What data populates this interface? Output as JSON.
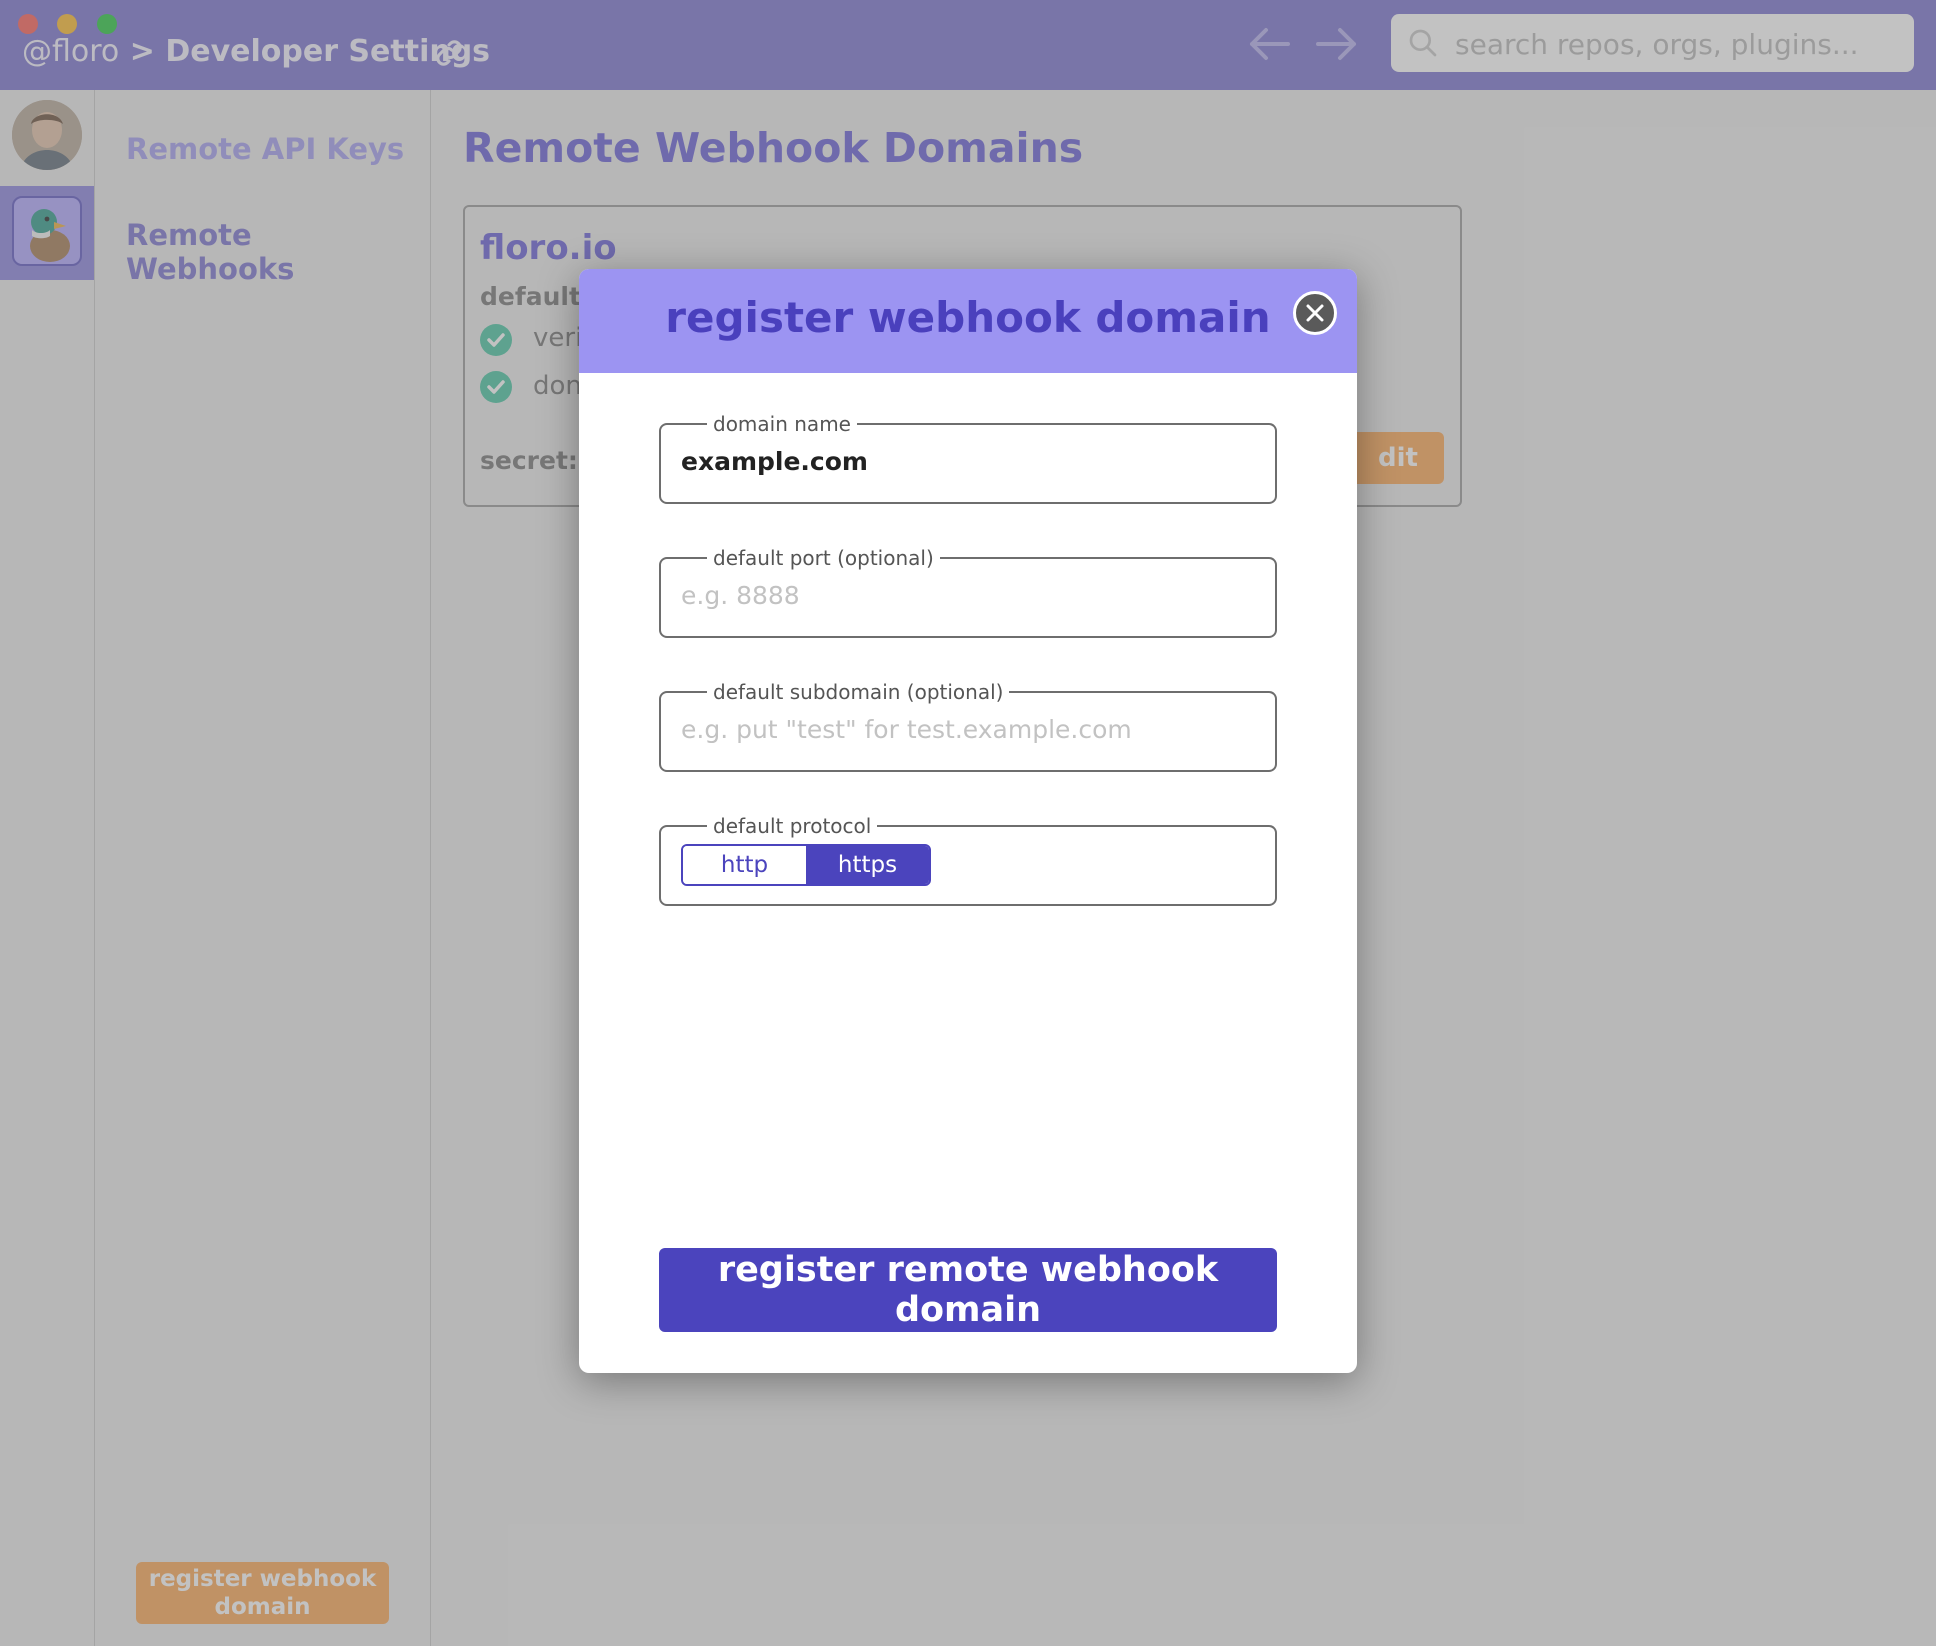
{
  "window": {
    "breadcrumb_user": "@floro",
    "breadcrumb_sep": ">",
    "breadcrumb_page": "Developer Settings",
    "traffic_lights": {
      "close": "#fe5f57",
      "minimize": "#febc2e",
      "maximize": "#28c840"
    }
  },
  "search": {
    "placeholder": "search repos, orgs, plugins..."
  },
  "sidebar": {
    "items": [
      {
        "label": "Remote API Keys"
      },
      {
        "label": "Remote Webhooks"
      }
    ],
    "register_button": "register webhook domain"
  },
  "main": {
    "title": "Remote Webhook Domains",
    "card": {
      "domain": "floro.io",
      "default_label": "default:",
      "check_1_text": "veri",
      "check_2_text": "don",
      "secret_label": "secret:",
      "edit_label": "dit"
    }
  },
  "modal": {
    "title": "register webhook domain",
    "fields": {
      "domain_name": {
        "label": "domain name",
        "value": "example.com"
      },
      "port": {
        "label": "default port (optional)",
        "placeholder": "e.g. 8888"
      },
      "subdomain": {
        "label": "default subdomain (optional)",
        "placeholder": "e.g. put \"test\" for test.example.com"
      },
      "protocol": {
        "label": "default protocol",
        "options": [
          "http",
          "https"
        ],
        "selected": "https"
      }
    },
    "submit_label": "register remote webhook domain"
  },
  "colors": {
    "brand_purple": "#4b44bd",
    "header_purple": "#9c94f2",
    "titlebar": "#7a73cf",
    "orange": "#fba857",
    "teal_check": "#49c5a3"
  }
}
_ _ _ _
WHAT THIS TASK INVOLVES> Every record must be copied exactly, with images dropped from the result.

THE COMPLETED TASK>
What data populates this interface? Output as JSON.
{
  "window": {
    "breadcrumb_user": "@floro",
    "breadcrumb_sep": ">",
    "breadcrumb_page": "Developer Settings",
    "traffic_lights": {
      "close": "#fe5f57",
      "minimize": "#febc2e",
      "maximize": "#28c840"
    }
  },
  "search": {
    "placeholder": "search repos, orgs, plugins..."
  },
  "sidebar": {
    "items": [
      {
        "label": "Remote API Keys"
      },
      {
        "label": "Remote Webhooks"
      }
    ],
    "register_button": "register webhook domain"
  },
  "main": {
    "title": "Remote Webhook Domains",
    "card": {
      "domain": "floro.io",
      "default_label": "default:",
      "check_1_text": "veri",
      "check_2_text": "don",
      "secret_label": "secret:",
      "edit_label": "dit"
    }
  },
  "modal": {
    "title": "register webhook domain",
    "fields": {
      "domain_name": {
        "label": "domain name",
        "value": "example.com"
      },
      "port": {
        "label": "default port (optional)",
        "placeholder": "e.g. 8888"
      },
      "subdomain": {
        "label": "default subdomain (optional)",
        "placeholder": "e.g. put \"test\" for test.example.com"
      },
      "protocol": {
        "label": "default protocol",
        "options": [
          "http",
          "https"
        ],
        "selected": "https"
      }
    },
    "submit_label": "register remote webhook domain"
  },
  "colors": {
    "brand_purple": "#4b44bd",
    "header_purple": "#9c94f2",
    "titlebar": "#7a73cf",
    "orange": "#fba857",
    "teal_check": "#49c5a3"
  }
}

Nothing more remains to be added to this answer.